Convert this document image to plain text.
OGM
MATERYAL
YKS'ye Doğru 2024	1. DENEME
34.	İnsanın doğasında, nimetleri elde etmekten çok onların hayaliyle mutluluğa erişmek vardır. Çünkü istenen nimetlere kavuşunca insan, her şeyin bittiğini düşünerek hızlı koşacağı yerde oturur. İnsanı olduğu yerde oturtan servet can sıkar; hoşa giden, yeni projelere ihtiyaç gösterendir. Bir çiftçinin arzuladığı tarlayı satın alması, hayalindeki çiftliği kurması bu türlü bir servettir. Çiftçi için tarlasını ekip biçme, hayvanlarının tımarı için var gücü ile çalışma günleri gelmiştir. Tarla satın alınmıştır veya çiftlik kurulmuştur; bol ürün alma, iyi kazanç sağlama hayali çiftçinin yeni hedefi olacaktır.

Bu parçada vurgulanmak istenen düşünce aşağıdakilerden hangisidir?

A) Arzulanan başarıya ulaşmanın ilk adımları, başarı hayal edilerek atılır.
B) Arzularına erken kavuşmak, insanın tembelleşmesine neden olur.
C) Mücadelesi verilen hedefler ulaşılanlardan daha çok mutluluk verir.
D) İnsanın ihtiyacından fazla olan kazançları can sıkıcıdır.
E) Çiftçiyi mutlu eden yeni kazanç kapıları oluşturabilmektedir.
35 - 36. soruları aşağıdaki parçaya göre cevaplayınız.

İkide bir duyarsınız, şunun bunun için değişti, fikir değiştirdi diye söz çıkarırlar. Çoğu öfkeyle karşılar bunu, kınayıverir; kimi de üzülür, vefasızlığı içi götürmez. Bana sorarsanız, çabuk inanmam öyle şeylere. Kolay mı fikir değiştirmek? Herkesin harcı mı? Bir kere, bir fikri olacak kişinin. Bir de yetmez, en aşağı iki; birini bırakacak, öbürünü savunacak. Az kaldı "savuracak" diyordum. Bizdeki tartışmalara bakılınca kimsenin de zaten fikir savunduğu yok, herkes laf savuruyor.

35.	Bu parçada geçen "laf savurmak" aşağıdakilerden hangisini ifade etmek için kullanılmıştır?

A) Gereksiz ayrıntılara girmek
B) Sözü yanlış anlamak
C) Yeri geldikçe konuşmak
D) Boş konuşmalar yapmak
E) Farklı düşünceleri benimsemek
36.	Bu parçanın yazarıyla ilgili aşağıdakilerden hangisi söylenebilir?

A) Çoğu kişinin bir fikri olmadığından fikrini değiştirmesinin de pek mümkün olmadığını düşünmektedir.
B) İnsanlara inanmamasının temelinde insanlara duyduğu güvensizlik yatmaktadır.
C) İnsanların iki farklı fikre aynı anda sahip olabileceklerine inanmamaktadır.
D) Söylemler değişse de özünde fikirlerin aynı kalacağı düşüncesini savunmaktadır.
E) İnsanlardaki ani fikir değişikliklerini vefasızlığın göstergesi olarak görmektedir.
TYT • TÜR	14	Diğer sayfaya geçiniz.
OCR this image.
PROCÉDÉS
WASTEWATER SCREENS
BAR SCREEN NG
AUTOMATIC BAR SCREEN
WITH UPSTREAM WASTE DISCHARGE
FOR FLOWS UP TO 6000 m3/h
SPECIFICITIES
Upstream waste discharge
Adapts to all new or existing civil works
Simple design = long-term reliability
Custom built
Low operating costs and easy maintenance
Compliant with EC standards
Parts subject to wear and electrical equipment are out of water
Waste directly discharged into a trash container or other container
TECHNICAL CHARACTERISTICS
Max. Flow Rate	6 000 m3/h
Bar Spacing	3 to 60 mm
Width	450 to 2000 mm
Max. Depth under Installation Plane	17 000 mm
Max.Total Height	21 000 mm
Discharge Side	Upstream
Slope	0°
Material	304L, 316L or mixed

===============

## Set problem
Each line that holds the string "yeni" counts once; give the total and nothing else.

## Answer below
2